[Data entries for graphics]
******

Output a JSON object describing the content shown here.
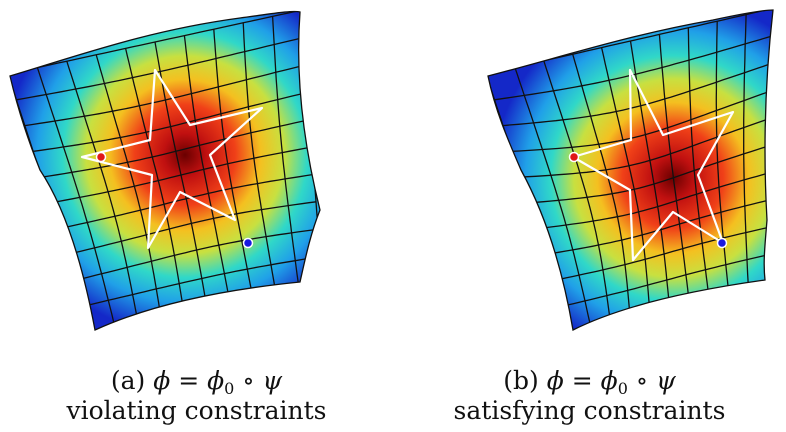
{
  "colors": {
    "heat_low": "#1428c8",
    "heat_mid": "#22c8e8",
    "heat_warm": "#f0e020",
    "heat_high": "#e02010",
    "heat_core": "#6a0000",
    "grid_line": "#111111",
    "star_outline": "#ffffff",
    "source_point": "#e01818",
    "target_point": "#1818e0"
  },
  "panels": [
    {
      "label": "(a)",
      "formula": {
        "lhs": "ϕ",
        "eq": "=",
        "base": "ϕ",
        "sub": "0",
        "op": "∘",
        "rhs": "ψ"
      },
      "description": "violating constraints"
    },
    {
      "label": "(b)",
      "formula": {
        "lhs": "ϕ",
        "eq": "=",
        "base": "ϕ",
        "sub": "0",
        "op": "∘",
        "rhs": "ψ"
      },
      "description": "satisfying constraints"
    }
  ]
}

******

> [AIM] Leave out the pictures and reproduce the rest of the listing exactly.

> [EXPECTED OUTPUT]
Output a JSON object describing the content shown here.
{
  "colors": {
    "heat_low": "#1428c8",
    "heat_mid": "#22c8e8",
    "heat_warm": "#f0e020",
    "heat_high": "#e02010",
    "heat_core": "#6a0000",
    "grid_line": "#111111",
    "star_outline": "#ffffff",
    "source_point": "#e01818",
    "target_point": "#1818e0"
  },
  "panels": [
    {
      "label": "(a)",
      "formula": {
        "lhs": "ϕ",
        "eq": "=",
        "base": "ϕ",
        "sub": "0",
        "op": "∘",
        "rhs": "ψ"
      },
      "description": "violating constraints"
    },
    {
      "label": "(b)",
      "formula": {
        "lhs": "ϕ",
        "eq": "=",
        "base": "ϕ",
        "sub": "0",
        "op": "∘",
        "rhs": "ψ"
      },
      "description": "satisfying constraints"
    }
  ]
}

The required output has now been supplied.